- DIRECTIVE
Check each line of the records below for the string "ylabel", then state how many lines contain it, with no other output.

- RECORD EXTRACTS
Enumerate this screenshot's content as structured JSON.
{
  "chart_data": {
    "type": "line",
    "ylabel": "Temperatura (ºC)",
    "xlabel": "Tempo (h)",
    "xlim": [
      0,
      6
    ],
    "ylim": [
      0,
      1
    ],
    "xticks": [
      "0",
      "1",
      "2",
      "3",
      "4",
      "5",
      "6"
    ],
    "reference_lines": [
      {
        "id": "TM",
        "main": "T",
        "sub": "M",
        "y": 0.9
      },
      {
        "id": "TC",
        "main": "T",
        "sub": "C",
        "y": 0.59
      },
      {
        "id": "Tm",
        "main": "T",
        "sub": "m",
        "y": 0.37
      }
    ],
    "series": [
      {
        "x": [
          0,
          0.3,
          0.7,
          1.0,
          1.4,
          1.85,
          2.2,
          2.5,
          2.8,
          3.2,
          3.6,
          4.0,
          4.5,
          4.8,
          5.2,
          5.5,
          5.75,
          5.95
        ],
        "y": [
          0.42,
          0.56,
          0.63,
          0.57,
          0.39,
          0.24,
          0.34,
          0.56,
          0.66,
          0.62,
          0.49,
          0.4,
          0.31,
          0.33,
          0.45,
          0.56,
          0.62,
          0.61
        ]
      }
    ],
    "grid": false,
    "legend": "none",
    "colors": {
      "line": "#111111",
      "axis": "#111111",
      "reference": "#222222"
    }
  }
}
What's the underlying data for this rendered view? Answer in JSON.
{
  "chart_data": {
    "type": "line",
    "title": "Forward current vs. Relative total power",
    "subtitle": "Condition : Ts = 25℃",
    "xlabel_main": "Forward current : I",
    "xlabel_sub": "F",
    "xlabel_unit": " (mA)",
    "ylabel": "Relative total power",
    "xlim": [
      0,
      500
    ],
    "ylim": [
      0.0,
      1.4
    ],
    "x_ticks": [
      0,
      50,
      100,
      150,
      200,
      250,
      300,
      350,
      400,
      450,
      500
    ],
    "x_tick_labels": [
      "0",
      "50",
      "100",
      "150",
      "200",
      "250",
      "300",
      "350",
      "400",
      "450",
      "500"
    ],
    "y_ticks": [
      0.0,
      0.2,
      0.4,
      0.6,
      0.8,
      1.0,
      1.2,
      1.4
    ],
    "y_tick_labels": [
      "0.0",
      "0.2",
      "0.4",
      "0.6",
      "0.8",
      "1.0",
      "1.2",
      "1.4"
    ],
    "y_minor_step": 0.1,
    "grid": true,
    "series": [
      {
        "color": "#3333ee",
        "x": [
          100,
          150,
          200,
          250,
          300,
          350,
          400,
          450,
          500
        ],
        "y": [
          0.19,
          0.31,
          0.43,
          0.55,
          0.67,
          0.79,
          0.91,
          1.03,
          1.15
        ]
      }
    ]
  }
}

- THE OUTPUT
2